### What the task asks
Restate, word for word, all of the material shown below.

(Rows from a figure dataset)
= = = = =

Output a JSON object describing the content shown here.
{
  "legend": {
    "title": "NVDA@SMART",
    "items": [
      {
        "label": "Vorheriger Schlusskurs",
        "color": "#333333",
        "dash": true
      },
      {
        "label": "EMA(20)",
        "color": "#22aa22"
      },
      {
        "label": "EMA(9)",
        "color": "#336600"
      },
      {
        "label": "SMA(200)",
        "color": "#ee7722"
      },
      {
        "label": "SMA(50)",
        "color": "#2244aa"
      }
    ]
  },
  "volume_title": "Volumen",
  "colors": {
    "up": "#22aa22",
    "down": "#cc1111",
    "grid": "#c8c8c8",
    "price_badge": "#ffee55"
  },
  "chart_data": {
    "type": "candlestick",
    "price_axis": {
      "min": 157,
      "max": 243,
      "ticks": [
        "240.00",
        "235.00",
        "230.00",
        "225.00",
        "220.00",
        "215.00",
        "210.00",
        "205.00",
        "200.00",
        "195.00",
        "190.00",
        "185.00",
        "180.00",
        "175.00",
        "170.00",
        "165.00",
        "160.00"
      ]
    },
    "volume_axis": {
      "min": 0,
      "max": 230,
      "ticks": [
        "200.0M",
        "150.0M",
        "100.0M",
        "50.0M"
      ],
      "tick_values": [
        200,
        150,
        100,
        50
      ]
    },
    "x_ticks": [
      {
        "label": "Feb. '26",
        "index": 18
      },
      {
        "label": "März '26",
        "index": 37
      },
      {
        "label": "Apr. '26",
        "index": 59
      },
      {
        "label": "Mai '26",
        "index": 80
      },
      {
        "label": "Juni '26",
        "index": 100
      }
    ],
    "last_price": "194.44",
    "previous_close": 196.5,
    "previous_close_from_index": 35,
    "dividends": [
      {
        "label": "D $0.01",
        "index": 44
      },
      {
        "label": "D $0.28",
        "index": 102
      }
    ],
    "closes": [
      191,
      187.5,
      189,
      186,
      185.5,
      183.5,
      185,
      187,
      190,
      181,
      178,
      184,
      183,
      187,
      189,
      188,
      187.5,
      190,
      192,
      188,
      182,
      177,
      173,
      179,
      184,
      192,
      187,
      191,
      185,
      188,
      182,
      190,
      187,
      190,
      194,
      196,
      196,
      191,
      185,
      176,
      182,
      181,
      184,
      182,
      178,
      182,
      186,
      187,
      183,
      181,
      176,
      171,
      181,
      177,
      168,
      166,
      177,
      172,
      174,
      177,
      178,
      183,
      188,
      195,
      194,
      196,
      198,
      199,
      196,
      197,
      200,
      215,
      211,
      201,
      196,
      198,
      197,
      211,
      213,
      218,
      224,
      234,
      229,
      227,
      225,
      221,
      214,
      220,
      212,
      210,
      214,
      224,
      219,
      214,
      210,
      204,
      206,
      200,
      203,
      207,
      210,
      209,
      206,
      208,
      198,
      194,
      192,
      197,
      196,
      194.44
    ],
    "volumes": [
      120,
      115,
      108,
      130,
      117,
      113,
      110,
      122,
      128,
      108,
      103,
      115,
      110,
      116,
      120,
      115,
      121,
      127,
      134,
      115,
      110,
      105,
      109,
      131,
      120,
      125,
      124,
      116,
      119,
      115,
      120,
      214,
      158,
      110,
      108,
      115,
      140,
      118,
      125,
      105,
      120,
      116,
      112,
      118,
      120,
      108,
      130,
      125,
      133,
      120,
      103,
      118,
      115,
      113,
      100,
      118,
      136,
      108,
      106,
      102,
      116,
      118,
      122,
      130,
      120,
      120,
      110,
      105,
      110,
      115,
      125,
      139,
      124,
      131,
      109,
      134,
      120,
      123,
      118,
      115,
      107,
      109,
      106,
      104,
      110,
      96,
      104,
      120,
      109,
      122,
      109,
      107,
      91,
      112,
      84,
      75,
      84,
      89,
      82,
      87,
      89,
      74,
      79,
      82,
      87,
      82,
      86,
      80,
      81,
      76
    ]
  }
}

= = = = =

### Final result
Output a JSON object describing the content shown here.
{
  "legend": {
    "title": "NVDA@SMART",
    "items": [
      {
        "label": "Vorheriger Schlusskurs",
        "color": "#333333",
        "dash": true
      },
      {
        "label": "EMA(20)",
        "color": "#22aa22"
      },
      {
        "label": "EMA(9)",
        "color": "#336600"
      },
      {
        "label": "SMA(200)",
        "color": "#ee7722"
      },
      {
        "label": "SMA(50)",
        "color": "#2244aa"
      }
    ]
  },
  "volume_title": "Volumen",
  "colors": {
    "up": "#22aa22",
    "down": "#cc1111",
    "grid": "#c8c8c8",
    "price_badge": "#ffee55"
  },
  "chart_data": {
    "type": "candlestick",
    "price_axis": {
      "min": 157,
      "max": 243,
      "ticks": [
        "240.00",
        "235.00",
        "230.00",
        "225.00",
        "220.00",
        "215.00",
        "210.00",
        "205.00",
        "200.00",
        "195.00",
        "190.00",
        "185.00",
        "180.00",
        "175.00",
        "170.00",
        "165.00",
        "160.00"
      ]
    },
    "volume_axis": {
      "min": 0,
      "max": 230,
      "ticks": [
        "200.0M",
        "150.0M",
        "100.0M",
        "50.0M"
      ],
      "tick_values": [
        200,
        150,
        100,
        50
      ]
    },
    "x_ticks": [
      {
        "label": "Feb. '26",
        "index": 18
      },
      {
        "label": "März '26",
        "index": 37
      },
      {
        "label": "Apr. '26",
        "index": 59
      },
      {
        "label": "Mai '26",
        "index": 80
      },
      {
        "label": "Juni '26",
        "index": 100
      }
    ],
    "last_price": "194.44",
    "previous_close": 196.5,
    "previous_close_from_index": 35,
    "dividends": [
      {
        "label": "D $0.01",
        "index": 44
      },
      {
        "label": "D $0.28",
        "index": 102
      }
    ],
    "closes": [
      191,
      187.5,
      189,
      186,
      185.5,
      183.5,
      185,
      187,
      190,
      181,
      178,
      184,
      183,
      187,
      189,
      188,
      187.5,
      190,
      192,
      188,
      182,
      177,
      173,
      179,
      184,
      192,
      187,
      191,
      185,
      188,
      182,
      190,
      187,
      190,
      194,
      196,
      196,
      191,
      185,
      176,
      182,
      181,
      184,
      182,
      178,
      182,
      186,
      187,
      183,
      181,
      176,
      171,
      181,
      177,
      168,
      166,
      177,
      172,
      174,
      177,
      178,
      183,
      188,
      195,
      194,
      196,
      198,
      199,
      196,
      197,
      200,
      215,
      211,
      201,
      196,
      198,
      197,
      211,
      213,
      218,
      224,
      234,
      229,
      227,
      225,
      221,
      214,
      220,
      212,
      210,
      214,
      224,
      219,
      214,
      210,
      204,
      206,
      200,
      203,
      207,
      210,
      209,
      206,
      208,
      198,
      194,
      192,
      197,
      196,
      194.44
    ],
    "volumes": [
      120,
      115,
      108,
      130,
      117,
      113,
      110,
      122,
      128,
      108,
      103,
      115,
      110,
      116,
      120,
      115,
      121,
      127,
      134,
      115,
      110,
      105,
      109,
      131,
      120,
      125,
      124,
      116,
      119,
      115,
      120,
      214,
      158,
      110,
      108,
      115,
      140,
      118,
      125,
      105,
      120,
      116,
      112,
      118,
      120,
      108,
      130,
      125,
      133,
      120,
      103,
      118,
      115,
      113,
      100,
      118,
      136,
      108,
      106,
      102,
      116,
      118,
      122,
      130,
      120,
      120,
      110,
      105,
      110,
      115,
      125,
      139,
      124,
      131,
      109,
      134,
      120,
      123,
      118,
      115,
      107,
      109,
      106,
      104,
      110,
      96,
      104,
      120,
      109,
      122,
      109,
      107,
      91,
      112,
      84,
      75,
      84,
      89,
      82,
      87,
      89,
      74,
      79,
      82,
      87,
      82,
      86,
      80,
      81,
      76
    ]
  }
}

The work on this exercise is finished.